Provided records ->
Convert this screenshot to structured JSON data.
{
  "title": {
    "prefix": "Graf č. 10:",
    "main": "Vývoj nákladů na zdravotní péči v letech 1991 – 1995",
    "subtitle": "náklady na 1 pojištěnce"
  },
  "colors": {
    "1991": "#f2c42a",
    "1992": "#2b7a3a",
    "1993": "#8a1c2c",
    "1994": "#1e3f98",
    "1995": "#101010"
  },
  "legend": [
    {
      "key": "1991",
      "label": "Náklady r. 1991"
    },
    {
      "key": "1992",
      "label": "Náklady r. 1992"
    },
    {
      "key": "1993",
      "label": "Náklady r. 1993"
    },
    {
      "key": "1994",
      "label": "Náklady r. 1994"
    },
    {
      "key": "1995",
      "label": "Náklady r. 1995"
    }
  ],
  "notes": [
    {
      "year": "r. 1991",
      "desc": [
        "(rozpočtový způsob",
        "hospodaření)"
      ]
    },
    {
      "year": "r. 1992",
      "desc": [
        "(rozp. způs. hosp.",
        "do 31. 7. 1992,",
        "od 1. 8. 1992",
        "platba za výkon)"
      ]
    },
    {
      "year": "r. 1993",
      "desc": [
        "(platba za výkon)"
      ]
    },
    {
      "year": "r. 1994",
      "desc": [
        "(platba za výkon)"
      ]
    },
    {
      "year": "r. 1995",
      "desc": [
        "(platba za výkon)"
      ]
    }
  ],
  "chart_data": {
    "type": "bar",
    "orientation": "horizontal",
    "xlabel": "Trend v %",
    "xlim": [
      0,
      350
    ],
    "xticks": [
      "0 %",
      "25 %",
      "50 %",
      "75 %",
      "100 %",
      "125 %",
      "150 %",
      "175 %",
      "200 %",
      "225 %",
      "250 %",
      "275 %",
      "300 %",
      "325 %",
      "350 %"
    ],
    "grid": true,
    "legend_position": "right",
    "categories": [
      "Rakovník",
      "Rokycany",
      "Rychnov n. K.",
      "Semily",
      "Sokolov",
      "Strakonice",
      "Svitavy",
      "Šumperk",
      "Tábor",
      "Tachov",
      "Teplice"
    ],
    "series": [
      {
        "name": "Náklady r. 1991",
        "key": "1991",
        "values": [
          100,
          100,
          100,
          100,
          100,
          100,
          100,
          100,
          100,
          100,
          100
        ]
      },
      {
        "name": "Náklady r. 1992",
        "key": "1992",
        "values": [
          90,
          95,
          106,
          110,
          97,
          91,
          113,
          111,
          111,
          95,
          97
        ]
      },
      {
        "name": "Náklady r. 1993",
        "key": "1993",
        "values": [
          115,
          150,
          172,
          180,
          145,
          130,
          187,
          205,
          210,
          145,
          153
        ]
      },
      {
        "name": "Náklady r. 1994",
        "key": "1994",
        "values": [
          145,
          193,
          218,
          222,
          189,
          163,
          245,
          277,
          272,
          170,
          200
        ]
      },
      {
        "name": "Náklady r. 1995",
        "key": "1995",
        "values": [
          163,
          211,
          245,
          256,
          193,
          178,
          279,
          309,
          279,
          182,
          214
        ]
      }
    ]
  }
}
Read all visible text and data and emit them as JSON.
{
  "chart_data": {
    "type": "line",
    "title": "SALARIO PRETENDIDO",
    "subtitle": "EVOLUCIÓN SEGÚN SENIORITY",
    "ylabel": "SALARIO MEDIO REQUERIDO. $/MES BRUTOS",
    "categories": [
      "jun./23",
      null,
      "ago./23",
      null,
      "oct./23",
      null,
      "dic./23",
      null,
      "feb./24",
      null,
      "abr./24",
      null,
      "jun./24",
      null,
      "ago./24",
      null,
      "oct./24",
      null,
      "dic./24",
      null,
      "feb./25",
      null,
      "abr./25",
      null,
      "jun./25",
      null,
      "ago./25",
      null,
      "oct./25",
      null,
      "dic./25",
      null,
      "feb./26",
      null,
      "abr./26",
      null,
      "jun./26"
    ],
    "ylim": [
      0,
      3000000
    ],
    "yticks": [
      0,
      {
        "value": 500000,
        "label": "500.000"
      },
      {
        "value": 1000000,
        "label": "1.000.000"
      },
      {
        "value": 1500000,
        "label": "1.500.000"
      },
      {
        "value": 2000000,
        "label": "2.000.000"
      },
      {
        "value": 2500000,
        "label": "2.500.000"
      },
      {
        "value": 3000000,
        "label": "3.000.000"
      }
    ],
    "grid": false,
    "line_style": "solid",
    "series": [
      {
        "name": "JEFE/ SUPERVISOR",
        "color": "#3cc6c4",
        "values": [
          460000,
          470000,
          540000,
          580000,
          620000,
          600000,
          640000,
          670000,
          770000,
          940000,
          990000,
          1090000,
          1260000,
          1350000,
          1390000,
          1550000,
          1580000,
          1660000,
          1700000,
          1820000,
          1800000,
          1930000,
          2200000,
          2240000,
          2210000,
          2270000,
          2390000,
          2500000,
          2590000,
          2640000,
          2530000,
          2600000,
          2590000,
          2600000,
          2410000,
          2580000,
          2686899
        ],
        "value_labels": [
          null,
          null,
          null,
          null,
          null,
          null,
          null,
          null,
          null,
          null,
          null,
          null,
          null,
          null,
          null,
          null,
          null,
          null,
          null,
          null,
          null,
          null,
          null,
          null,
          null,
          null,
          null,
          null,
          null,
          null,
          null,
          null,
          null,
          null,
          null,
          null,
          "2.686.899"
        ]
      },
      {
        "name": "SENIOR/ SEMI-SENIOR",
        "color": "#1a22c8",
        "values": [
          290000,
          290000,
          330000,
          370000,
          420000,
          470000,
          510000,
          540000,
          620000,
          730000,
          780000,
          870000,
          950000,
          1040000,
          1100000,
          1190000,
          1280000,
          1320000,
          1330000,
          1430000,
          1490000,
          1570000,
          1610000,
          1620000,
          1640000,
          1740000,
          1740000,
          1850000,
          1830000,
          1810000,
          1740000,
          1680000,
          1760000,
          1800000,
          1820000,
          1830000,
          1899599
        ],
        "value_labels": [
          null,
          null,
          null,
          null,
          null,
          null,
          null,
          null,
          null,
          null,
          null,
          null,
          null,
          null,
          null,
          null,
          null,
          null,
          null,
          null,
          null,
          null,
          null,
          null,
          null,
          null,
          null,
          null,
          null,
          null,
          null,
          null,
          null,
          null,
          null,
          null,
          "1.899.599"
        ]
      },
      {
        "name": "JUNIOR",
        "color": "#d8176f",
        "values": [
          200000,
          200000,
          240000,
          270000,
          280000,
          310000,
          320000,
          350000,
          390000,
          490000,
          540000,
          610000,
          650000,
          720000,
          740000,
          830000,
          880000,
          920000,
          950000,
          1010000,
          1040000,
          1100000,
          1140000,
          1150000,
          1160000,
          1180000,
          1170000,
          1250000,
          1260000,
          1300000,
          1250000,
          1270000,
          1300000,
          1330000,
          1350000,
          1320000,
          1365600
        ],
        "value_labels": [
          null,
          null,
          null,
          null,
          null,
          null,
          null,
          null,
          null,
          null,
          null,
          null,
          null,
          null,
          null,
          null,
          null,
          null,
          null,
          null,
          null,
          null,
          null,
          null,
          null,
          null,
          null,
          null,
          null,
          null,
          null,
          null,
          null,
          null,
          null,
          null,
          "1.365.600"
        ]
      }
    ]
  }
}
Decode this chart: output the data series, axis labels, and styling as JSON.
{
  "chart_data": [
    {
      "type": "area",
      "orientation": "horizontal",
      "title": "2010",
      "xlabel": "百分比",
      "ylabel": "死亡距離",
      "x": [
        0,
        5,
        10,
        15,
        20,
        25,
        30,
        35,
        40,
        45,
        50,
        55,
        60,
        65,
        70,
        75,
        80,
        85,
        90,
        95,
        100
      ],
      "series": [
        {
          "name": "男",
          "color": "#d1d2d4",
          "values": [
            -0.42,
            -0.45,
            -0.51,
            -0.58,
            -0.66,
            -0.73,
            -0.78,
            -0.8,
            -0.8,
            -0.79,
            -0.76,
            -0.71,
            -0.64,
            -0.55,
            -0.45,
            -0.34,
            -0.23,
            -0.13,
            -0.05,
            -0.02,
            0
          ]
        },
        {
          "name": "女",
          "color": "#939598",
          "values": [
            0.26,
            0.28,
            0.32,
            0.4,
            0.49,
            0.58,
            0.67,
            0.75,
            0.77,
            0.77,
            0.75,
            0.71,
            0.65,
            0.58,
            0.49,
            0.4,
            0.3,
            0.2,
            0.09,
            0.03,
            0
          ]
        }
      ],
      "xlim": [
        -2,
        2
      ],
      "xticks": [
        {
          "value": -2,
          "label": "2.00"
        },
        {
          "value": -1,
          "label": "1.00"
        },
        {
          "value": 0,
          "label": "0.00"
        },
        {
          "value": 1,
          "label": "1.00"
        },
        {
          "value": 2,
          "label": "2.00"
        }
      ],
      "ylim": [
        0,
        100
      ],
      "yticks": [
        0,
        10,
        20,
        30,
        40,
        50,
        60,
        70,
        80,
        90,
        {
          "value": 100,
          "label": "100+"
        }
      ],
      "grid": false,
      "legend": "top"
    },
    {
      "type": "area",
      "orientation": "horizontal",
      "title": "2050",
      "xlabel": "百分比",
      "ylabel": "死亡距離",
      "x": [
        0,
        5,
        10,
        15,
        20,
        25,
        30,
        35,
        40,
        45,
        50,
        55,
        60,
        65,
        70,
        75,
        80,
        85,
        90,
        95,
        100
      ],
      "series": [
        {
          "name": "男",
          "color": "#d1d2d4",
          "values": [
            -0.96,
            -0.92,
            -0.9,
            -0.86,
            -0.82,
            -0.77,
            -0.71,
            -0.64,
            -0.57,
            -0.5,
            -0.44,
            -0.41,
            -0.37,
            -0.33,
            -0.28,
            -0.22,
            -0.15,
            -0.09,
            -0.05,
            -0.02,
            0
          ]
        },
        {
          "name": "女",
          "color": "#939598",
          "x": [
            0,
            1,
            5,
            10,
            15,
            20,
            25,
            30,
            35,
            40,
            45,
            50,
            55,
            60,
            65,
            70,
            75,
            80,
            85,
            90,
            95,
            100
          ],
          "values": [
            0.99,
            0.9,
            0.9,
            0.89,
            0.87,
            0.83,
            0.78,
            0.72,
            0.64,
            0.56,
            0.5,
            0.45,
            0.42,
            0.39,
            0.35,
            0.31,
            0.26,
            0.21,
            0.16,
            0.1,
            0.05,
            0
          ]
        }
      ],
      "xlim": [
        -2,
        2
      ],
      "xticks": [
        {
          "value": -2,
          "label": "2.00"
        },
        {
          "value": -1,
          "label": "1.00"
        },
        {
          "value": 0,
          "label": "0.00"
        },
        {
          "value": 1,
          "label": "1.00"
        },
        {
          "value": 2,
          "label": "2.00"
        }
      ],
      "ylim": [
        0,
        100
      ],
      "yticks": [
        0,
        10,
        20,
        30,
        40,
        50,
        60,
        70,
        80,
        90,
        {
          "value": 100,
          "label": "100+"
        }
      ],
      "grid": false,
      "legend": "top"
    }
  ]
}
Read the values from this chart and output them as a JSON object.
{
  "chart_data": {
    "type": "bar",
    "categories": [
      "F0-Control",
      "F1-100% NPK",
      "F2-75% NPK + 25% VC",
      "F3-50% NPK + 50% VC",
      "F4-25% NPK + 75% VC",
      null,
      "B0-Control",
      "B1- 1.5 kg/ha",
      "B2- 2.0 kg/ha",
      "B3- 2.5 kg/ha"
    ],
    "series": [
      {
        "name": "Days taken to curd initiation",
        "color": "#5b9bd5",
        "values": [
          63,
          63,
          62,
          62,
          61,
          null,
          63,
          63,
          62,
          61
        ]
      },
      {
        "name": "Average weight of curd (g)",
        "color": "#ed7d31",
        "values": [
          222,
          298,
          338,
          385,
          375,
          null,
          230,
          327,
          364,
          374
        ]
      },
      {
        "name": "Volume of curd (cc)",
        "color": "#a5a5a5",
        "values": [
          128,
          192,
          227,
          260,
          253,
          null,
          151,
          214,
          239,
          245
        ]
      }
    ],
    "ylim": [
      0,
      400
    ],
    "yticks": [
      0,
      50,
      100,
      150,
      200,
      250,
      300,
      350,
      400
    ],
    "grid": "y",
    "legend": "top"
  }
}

Task statement -> Show the lines that mention the word "subtitle".

The answer ->
    "subtitle": "náklady na 1 pojištěnce"
    "subtitle": "EVOLUCIÓN SEGÚN SENIORITY",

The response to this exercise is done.